• _Instructions for the task_: Show every line of the records below that contains the word "меня".

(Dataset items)
** Begin **
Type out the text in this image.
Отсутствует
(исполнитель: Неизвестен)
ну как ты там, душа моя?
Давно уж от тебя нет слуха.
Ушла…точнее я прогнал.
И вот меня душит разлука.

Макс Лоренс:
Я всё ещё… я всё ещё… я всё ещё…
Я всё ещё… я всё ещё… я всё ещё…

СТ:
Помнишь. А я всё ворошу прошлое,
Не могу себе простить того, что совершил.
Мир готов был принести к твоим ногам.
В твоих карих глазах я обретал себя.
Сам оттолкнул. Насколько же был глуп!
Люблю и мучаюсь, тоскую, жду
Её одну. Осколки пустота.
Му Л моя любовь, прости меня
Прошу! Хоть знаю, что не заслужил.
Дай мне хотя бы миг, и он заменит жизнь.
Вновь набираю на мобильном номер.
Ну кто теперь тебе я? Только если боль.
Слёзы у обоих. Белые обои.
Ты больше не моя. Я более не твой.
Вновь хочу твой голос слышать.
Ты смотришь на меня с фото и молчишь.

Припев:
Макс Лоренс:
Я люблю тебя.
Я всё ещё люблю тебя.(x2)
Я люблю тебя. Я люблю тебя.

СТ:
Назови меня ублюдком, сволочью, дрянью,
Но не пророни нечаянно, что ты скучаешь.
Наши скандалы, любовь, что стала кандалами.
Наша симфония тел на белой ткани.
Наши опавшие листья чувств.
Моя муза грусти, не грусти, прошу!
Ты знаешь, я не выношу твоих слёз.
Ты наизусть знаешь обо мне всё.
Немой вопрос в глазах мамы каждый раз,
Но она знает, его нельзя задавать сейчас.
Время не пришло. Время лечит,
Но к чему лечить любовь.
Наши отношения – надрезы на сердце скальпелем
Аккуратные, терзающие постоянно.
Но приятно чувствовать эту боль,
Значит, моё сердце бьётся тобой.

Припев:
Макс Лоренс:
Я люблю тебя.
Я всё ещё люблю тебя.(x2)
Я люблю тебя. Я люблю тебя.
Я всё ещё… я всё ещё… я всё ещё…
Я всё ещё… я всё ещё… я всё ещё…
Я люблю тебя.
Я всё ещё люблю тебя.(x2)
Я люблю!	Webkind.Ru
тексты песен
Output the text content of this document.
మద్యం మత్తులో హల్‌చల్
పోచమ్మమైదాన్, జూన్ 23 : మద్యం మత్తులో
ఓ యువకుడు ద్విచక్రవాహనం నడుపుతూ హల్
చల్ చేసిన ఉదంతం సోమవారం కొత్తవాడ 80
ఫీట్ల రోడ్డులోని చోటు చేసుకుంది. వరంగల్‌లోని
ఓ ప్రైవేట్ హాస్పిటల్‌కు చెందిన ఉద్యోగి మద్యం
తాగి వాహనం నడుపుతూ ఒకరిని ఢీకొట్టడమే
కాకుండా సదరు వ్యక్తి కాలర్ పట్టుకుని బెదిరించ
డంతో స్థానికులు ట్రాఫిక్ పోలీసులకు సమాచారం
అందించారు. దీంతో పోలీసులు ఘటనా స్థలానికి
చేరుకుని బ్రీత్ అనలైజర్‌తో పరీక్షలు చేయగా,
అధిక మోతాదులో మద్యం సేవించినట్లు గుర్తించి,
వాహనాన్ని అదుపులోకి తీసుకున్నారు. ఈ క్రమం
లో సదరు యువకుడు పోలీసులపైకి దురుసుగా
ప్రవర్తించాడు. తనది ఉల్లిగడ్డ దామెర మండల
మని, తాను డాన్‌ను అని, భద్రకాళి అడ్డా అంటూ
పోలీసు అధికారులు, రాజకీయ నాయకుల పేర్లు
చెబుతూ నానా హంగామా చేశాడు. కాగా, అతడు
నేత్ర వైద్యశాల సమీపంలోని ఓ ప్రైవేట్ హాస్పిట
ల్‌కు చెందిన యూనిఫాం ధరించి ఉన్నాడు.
** End **
• _Written solution_:
И вот меня душит разлука.
Му Л моя любовь, прости меня
Ты смотришь на меня с фото и молчишь.
Назови меня ублюдком, сволочью, дрянью,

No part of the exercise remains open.